Element location data
begin
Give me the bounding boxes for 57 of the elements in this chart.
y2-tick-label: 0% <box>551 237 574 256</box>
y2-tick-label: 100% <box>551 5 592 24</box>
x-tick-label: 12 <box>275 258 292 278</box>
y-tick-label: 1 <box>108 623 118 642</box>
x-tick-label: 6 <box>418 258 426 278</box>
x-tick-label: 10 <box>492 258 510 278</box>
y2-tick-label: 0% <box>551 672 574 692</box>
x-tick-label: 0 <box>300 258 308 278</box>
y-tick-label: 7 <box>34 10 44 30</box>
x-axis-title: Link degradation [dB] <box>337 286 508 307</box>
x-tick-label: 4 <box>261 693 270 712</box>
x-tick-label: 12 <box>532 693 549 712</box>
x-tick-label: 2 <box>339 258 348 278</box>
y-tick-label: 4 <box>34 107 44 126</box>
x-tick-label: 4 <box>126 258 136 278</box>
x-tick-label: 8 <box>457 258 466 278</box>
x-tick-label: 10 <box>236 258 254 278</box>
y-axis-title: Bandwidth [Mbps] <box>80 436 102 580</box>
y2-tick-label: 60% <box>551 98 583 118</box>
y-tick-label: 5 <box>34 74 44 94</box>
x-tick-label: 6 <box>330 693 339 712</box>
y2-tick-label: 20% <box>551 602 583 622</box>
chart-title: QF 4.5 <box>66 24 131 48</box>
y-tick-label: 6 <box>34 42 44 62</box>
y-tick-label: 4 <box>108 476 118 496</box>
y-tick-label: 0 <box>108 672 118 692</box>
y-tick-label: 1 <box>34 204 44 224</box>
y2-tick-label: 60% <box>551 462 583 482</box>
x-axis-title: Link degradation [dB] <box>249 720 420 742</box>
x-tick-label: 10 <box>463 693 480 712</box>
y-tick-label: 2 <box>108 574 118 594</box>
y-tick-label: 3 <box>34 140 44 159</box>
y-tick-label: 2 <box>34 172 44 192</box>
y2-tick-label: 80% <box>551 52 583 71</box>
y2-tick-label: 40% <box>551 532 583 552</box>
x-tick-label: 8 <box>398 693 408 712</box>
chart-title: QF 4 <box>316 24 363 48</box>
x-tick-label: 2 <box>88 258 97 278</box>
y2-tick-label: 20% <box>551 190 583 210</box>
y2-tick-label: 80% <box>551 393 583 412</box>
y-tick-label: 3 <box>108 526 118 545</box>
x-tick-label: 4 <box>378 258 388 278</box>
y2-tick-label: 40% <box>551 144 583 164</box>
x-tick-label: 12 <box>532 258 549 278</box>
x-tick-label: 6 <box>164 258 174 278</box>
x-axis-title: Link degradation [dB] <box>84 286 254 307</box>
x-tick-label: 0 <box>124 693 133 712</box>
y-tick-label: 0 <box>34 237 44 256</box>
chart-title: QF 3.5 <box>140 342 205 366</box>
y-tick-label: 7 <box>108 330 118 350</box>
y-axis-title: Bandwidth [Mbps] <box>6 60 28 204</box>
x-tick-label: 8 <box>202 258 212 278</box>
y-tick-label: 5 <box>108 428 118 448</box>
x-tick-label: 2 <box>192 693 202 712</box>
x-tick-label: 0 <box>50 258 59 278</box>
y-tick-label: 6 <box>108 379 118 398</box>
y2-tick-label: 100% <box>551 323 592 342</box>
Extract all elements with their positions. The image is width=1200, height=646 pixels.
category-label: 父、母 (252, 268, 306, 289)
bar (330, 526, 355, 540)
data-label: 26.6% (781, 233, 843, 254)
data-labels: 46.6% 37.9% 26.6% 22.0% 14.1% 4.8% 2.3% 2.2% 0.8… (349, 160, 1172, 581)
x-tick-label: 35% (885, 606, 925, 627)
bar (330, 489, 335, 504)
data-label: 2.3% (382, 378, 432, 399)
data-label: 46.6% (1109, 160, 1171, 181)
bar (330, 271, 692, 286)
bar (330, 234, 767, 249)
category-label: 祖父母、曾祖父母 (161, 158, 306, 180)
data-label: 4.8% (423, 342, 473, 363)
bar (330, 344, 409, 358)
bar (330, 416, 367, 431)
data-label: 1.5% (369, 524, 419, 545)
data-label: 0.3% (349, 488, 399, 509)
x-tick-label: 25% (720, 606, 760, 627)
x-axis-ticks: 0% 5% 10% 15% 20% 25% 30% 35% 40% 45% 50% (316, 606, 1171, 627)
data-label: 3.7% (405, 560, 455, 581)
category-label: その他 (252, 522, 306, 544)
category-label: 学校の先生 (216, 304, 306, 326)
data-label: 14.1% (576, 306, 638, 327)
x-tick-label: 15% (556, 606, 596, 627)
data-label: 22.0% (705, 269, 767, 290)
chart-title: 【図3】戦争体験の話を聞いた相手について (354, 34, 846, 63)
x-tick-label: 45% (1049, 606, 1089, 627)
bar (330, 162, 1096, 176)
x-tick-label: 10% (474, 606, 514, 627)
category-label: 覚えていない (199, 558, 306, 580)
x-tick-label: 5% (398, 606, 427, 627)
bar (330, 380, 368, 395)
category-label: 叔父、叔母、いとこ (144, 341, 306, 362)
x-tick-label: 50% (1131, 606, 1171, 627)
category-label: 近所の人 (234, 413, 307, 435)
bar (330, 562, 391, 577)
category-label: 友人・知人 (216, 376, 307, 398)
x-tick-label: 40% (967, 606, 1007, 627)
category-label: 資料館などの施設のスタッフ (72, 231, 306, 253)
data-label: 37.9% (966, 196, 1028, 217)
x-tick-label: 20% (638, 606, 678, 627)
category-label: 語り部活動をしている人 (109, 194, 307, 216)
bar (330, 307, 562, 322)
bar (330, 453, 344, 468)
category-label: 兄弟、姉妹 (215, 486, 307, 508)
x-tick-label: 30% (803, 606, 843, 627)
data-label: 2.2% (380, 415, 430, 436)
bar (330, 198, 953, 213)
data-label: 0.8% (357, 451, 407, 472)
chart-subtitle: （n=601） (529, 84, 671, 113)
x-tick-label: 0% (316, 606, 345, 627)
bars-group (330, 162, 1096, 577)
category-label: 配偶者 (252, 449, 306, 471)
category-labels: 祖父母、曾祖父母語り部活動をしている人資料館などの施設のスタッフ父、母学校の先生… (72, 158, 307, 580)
end
▶ **Task description**
Rewrite the entries from the start through the line containing "y-axis-title: Bandwidth [Mbps] <box>80", replacing "Bandwidth" with "Throughput" and changing nothing else.

▶ **Final answer**
Give me the bounding boxes for 57 of the elements in this chart.
y2-tick-label: 0% <box>551 237 574 256</box>
y2-tick-label: 100% <box>551 5 592 24</box>
x-tick-label: 12 <box>275 258 292 278</box>
y-tick-label: 1 <box>108 623 118 642</box>
x-tick-label: 6 <box>418 258 426 278</box>
x-tick-label: 10 <box>492 258 510 278</box>
y2-tick-label: 0% <box>551 672 574 692</box>
x-tick-label: 0 <box>300 258 308 278</box>
y-tick-label: 7 <box>34 10 44 30</box>
x-axis-title: Link degradation [dB] <box>337 286 508 307</box>
x-tick-label: 4 <box>261 693 270 712</box>
x-tick-label: 12 <box>532 693 549 712</box>
x-tick-label: 2 <box>339 258 348 278</box>
y-tick-label: 4 <box>34 107 44 126</box>
x-tick-label: 4 <box>126 258 136 278</box>
x-tick-label: 8 <box>457 258 466 278</box>
x-tick-label: 10 <box>236 258 254 278</box>
y-axis-title: Throughput [Mbps] <box>80 436 102 580</box>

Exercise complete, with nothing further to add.